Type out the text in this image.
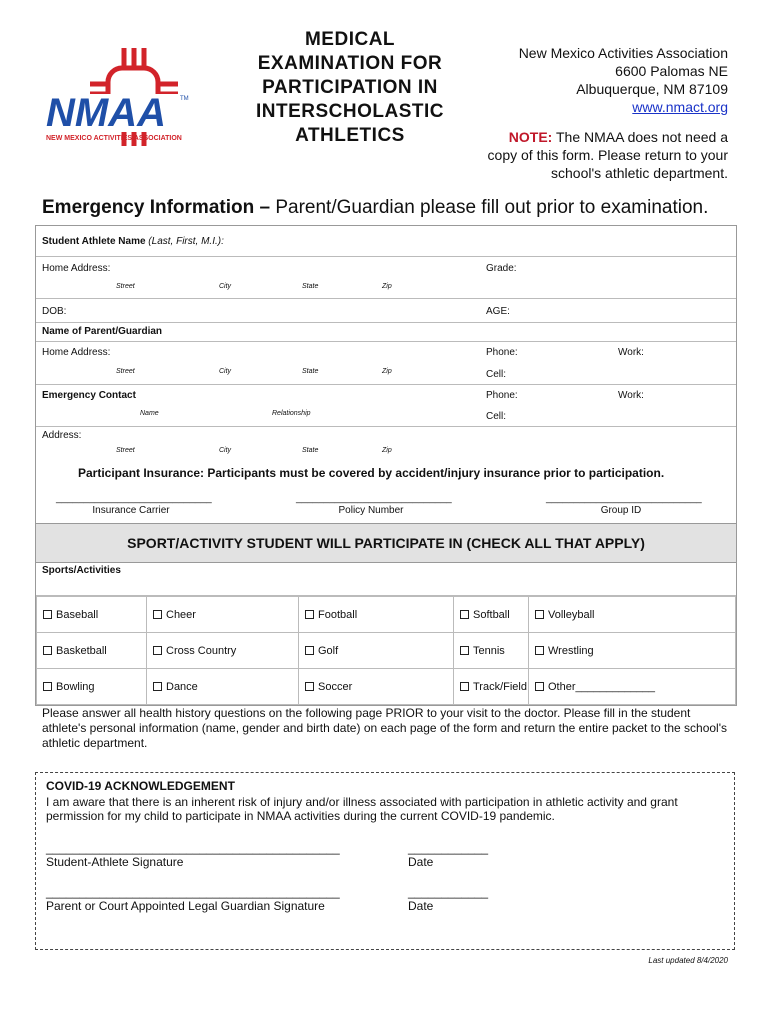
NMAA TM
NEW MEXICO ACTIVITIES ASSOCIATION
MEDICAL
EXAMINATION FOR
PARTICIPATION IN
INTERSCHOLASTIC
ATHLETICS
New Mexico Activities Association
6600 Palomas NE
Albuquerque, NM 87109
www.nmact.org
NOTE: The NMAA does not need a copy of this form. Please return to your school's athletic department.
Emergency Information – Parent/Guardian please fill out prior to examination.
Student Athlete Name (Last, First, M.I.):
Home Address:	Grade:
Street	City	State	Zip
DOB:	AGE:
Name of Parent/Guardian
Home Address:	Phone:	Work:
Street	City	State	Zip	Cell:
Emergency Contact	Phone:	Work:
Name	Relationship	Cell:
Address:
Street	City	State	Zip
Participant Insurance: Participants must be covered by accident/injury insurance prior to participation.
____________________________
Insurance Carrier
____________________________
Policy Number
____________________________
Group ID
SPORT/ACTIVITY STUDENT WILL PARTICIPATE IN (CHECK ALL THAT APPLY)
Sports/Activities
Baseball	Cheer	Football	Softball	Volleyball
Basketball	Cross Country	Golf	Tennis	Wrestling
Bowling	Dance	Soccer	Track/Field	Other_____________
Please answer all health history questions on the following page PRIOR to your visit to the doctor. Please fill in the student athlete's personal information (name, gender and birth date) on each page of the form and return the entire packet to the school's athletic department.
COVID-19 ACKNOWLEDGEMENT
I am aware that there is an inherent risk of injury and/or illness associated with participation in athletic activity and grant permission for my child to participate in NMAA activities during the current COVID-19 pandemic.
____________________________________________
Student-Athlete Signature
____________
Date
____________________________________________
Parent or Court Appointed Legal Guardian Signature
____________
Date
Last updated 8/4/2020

● **Set exercise**
From the records above, pull out each line that has "NMAA".

● **Task answer**
NMAA TM
NOTE: The NMAA does not need a copy of this form. Please return to your school's athletic department.
I am aware that there is an inherent risk of injury and/or illness associated with participation in athletic activity and grant permission for my child to participate in NMAA activities during the current COVID-19 pandemic.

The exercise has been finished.